### WORK REQUIRED:
Show all lines from the data that include the word "text".

### GIVEN DATA:
● ● ●
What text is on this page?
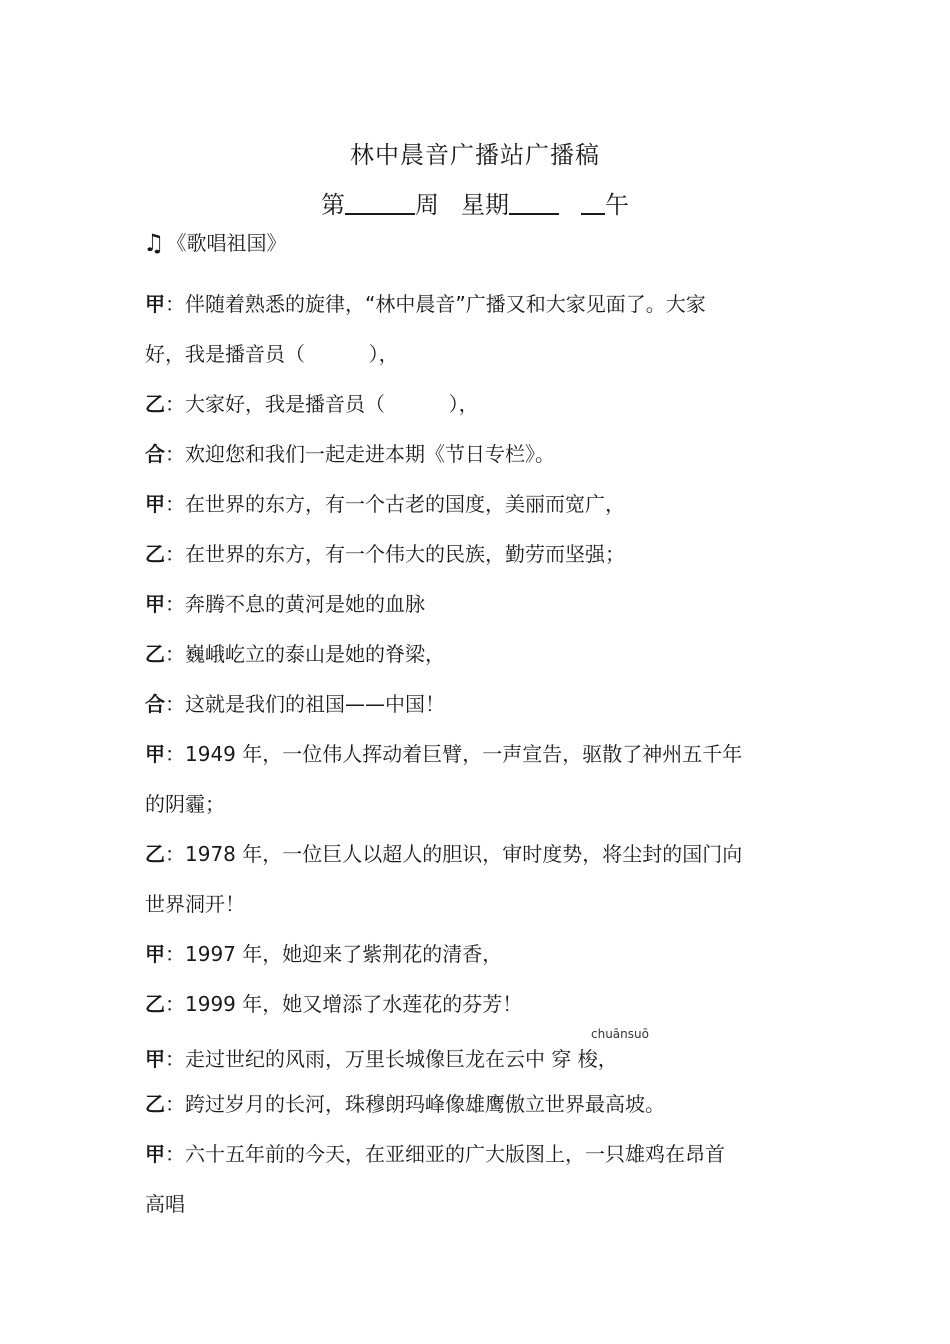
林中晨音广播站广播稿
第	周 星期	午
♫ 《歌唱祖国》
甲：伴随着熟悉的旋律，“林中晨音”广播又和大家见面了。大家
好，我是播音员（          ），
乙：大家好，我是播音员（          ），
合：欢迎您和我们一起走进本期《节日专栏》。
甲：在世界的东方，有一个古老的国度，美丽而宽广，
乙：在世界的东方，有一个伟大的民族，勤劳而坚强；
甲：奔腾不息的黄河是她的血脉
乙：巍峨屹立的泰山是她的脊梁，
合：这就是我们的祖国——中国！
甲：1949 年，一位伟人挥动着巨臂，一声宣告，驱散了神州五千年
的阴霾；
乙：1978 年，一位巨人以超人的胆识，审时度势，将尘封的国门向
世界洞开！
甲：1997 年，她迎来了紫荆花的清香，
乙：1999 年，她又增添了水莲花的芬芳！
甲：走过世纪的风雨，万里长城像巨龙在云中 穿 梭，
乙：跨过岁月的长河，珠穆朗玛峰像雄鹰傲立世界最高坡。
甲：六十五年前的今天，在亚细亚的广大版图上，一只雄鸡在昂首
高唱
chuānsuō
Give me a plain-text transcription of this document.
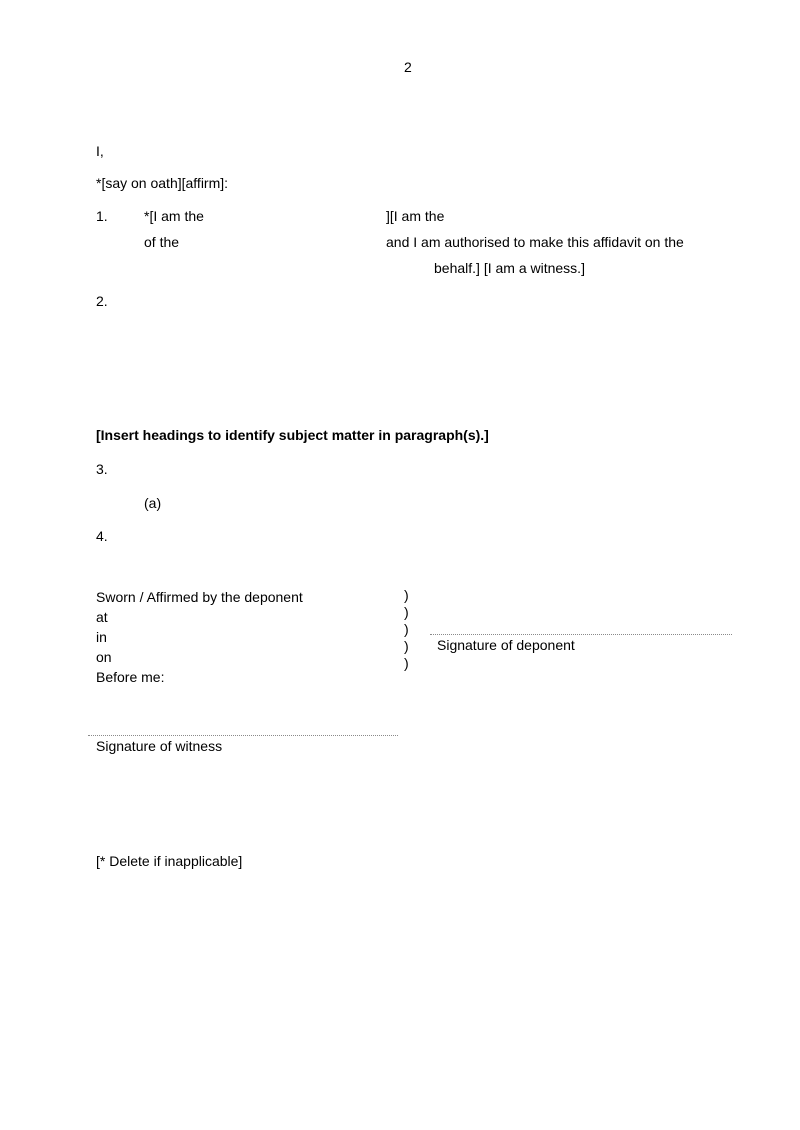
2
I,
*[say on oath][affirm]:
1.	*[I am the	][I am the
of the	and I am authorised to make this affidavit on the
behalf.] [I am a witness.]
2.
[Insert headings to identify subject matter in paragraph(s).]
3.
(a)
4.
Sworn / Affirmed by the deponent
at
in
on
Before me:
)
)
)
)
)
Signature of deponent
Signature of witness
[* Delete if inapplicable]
● ● ●
### SOLUTION TO THIS TASK:
What text is on this page?
Give me a plain-text transcription of this document.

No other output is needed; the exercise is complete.